### Stored data entries
....................

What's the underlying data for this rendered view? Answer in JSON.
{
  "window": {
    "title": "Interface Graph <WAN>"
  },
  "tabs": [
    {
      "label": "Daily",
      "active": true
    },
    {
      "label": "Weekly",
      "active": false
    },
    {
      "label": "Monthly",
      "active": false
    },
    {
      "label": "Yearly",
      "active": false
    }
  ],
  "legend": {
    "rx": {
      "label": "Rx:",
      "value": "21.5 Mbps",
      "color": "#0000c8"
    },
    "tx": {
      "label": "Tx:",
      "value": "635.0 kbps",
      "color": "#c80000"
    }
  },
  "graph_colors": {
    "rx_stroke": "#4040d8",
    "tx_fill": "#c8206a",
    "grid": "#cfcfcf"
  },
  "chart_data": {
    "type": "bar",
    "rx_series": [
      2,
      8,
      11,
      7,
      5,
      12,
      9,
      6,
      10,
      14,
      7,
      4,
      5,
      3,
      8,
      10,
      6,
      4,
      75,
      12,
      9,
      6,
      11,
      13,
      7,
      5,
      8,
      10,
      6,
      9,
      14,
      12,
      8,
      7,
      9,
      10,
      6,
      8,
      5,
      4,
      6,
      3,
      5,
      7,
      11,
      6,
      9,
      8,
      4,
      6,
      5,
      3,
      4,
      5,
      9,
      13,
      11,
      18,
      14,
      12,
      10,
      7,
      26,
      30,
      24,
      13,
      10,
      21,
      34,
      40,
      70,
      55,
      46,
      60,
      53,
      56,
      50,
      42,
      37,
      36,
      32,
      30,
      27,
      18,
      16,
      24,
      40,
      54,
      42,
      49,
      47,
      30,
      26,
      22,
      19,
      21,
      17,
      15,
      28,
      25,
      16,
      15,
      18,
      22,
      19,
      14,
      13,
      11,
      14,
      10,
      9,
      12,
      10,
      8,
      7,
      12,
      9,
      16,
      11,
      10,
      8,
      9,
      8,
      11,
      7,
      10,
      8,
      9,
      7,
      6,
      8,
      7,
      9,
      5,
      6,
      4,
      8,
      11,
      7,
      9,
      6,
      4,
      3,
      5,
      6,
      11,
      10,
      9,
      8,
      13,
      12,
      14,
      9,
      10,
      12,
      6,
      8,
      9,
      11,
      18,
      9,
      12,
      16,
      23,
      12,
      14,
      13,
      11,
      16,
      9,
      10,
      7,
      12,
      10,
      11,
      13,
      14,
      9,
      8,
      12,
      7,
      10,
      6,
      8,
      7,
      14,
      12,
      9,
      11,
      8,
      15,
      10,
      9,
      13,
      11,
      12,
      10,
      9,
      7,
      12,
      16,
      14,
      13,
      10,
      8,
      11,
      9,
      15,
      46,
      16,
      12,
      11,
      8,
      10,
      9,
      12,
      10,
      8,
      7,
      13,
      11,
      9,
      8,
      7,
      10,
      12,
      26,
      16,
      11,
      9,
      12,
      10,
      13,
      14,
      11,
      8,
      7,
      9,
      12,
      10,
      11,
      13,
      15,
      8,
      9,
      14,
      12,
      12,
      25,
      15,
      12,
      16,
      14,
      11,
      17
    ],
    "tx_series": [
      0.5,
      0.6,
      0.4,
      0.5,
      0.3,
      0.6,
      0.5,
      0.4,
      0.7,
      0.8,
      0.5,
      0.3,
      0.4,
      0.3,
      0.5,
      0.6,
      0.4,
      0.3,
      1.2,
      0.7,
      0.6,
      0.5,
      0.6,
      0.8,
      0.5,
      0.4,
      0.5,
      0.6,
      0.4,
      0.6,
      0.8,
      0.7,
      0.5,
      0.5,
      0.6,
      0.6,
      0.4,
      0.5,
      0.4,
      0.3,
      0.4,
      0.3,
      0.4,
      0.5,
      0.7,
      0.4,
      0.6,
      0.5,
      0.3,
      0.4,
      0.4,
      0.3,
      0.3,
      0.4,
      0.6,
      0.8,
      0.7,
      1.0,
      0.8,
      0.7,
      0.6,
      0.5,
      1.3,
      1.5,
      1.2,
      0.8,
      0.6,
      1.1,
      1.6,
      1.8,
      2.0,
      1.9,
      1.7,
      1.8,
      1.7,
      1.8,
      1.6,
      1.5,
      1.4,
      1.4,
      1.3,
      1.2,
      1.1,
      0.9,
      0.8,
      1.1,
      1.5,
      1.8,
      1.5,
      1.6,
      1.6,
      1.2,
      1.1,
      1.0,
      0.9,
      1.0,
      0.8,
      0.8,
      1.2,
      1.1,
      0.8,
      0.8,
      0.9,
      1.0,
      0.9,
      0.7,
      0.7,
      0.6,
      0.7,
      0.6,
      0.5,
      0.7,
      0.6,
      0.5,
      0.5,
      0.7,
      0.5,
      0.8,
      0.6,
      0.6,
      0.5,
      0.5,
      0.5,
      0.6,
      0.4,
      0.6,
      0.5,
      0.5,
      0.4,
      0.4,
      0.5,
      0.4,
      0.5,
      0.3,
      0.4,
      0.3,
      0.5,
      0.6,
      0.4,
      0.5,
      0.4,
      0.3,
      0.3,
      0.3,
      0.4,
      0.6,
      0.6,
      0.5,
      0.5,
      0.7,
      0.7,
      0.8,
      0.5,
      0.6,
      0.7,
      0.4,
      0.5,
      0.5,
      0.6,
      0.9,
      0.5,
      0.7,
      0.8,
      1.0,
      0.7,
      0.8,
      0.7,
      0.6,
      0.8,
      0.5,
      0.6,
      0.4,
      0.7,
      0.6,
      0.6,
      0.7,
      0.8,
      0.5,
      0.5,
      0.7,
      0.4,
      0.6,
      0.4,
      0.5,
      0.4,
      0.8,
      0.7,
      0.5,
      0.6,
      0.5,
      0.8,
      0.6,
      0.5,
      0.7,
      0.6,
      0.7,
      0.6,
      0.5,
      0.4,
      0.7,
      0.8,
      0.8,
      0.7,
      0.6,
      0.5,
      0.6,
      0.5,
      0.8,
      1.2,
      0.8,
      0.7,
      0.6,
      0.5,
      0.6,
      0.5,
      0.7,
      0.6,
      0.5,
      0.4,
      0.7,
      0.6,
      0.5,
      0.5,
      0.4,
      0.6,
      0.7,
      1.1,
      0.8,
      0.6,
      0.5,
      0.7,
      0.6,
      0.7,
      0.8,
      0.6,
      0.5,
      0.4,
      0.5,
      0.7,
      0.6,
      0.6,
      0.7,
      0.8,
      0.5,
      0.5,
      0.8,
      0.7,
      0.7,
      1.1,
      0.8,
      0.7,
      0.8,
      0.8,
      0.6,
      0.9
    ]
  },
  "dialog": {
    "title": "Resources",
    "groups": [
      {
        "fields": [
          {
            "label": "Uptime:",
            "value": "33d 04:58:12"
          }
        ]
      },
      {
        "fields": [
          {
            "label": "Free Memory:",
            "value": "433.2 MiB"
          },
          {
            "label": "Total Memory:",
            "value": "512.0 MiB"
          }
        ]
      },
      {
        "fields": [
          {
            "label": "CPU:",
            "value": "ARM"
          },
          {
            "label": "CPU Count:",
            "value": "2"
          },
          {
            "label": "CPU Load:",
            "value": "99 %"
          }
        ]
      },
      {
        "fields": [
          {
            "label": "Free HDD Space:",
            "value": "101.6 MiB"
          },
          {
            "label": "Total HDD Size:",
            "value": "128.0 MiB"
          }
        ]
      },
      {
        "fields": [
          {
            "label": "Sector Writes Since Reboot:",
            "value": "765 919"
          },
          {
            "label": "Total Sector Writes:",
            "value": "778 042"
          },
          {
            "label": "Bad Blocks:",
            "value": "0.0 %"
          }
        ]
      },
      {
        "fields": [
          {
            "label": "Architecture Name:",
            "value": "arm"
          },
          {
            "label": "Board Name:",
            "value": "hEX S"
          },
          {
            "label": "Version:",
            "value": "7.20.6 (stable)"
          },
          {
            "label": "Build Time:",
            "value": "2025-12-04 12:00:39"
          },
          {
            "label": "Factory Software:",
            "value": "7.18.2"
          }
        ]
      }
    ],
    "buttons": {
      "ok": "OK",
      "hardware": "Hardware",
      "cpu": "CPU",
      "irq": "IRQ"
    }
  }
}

....................

### What the exercise asks
Report how many lines in the entries hold the string "Writes". Nothing but the number is wanted.

### Finished task
2